--- Information supplied ---
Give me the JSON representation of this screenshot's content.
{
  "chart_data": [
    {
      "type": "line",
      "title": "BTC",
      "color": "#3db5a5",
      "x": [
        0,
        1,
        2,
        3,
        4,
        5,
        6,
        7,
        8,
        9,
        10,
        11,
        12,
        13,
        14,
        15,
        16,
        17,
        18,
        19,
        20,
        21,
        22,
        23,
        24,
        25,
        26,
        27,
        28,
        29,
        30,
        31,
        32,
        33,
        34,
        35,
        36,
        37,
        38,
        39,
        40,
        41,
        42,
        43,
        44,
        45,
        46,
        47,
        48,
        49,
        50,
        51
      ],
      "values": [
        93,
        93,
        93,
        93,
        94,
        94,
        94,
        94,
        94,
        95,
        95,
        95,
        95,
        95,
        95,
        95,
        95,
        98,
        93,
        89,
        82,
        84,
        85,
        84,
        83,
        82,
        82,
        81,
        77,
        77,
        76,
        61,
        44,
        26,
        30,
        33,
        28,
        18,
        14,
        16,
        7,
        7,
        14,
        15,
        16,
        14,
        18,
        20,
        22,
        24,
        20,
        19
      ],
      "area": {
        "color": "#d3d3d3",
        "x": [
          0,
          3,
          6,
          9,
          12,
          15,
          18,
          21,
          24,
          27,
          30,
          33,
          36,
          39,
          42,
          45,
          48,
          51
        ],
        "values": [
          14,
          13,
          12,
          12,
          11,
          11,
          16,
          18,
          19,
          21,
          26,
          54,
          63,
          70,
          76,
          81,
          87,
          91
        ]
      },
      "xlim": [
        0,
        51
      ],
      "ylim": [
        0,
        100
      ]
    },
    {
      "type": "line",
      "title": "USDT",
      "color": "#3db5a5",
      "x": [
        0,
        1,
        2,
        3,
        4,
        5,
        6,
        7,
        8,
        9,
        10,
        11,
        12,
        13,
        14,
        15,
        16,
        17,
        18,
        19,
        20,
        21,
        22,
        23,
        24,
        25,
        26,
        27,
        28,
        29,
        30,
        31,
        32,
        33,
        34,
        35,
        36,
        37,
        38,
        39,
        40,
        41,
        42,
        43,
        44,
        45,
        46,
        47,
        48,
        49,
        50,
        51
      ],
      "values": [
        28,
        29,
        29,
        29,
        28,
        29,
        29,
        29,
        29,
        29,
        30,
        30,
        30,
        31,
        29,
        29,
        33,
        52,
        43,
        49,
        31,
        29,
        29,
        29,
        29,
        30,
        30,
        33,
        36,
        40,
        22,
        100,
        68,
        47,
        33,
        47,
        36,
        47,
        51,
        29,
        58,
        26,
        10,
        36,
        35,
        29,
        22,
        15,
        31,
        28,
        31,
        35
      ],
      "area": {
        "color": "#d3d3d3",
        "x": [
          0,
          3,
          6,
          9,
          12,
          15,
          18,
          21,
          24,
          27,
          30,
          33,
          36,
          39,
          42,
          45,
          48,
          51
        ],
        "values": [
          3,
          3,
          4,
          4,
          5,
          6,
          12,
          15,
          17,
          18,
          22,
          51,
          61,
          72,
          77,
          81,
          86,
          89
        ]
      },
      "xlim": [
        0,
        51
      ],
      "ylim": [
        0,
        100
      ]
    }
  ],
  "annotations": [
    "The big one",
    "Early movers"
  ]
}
---
*Instructions to follow*:
Using the exact wording, write out all of the records.

*Correct response*:
Give me the JSON representation of this screenshot's content.
{
  "chart_data": [
    {
      "type": "line",
      "title": "BTC",
      "color": "#3db5a5",
      "x": [
        0,
        1,
        2,
        3,
        4,
        5,
        6,
        7,
        8,
        9,
        10,
        11,
        12,
        13,
        14,
        15,
        16,
        17,
        18,
        19,
        20,
        21,
        22,
        23,
        24,
        25,
        26,
        27,
        28,
        29,
        30,
        31,
        32,
        33,
        34,
        35,
        36,
        37,
        38,
        39,
        40,
        41,
        42,
        43,
        44,
        45,
        46,
        47,
        48,
        49,
        50,
        51
      ],
      "values": [
        93,
        93,
        93,
        93,
        94,
        94,
        94,
        94,
        94,
        95,
        95,
        95,
        95,
        95,
        95,
        95,
        95,
        98,
        93,
        89,
        82,
        84,
        85,
        84,
        83,
        82,
        82,
        81,
        77,
        77,
        76,
        61,
        44,
        26,
        30,
        33,
        28,
        18,
        14,
        16,
        7,
        7,
        14,
        15,
        16,
        14,
        18,
        20,
        22,
        24,
        20,
        19
      ],
      "area": {
        "color": "#d3d3d3",
        "x": [
          0,
          3,
          6,
          9,
          12,
          15,
          18,
          21,
          24,
          27,
          30,
          33,
          36,
          39,
          42,
          45,
          48,
          51
        ],
        "values": [
          14,
          13,
          12,
          12,
          11,
          11,
          16,
          18,
          19,
          21,
          26,
          54,
          63,
          70,
          76,
          81,
          87,
          91
        ]
      },
      "xlim": [
        0,
        51
      ],
      "ylim": [
        0,
        100
      ]
    },
    {
      "type": "line",
      "title": "USDT",
      "color": "#3db5a5",
      "x": [
        0,
        1,
        2,
        3,
        4,
        5,
        6,
        7,
        8,
        9,
        10,
        11,
        12,
        13,
        14,
        15,
        16,
        17,
        18,
        19,
        20,
        21,
        22,
        23,
        24,
        25,
        26,
        27,
        28,
        29,
        30,
        31,
        32,
        33,
        34,
        35,
        36,
        37,
        38,
        39,
        40,
        41,
        42,
        43,
        44,
        45,
        46,
        47,
        48,
        49,
        50,
        51
      ],
      "values": [
        28,
        29,
        29,
        29,
        28,
        29,
        29,
        29,
        29,
        29,
        30,
        30,
        30,
        31,
        29,
        29,
        33,
        52,
        43,
        49,
        31,
        29,
        29,
        29,
        29,
        30,
        30,
        33,
        36,
        40,
        22,
        100,
        68,
        47,
        33,
        47,
        36,
        47,
        51,
        29,
        58,
        26,
        10,
        36,
        35,
        29,
        22,
        15,
        31,
        28,
        31,
        35
      ],
      "area": {
        "color": "#d3d3d3",
        "x": [
          0,
          3,
          6,
          9,
          12,
          15,
          18,
          21,
          24,
          27,
          30,
          33,
          36,
          39,
          42,
          45,
          48,
          51
        ],
        "values": [
          3,
          3,
          4,
          4,
          5,
          6,
          12,
          15,
          17,
          18,
          22,
          51,
          61,
          72,
          77,
          81,
          86,
          89
        ]
      },
      "xlim": [
        0,
        51
      ],
      "ylim": [
        0,
        100
      ]
    }
  ],
  "annotations": [
    "The big one",
    "Early movers"
  ]
}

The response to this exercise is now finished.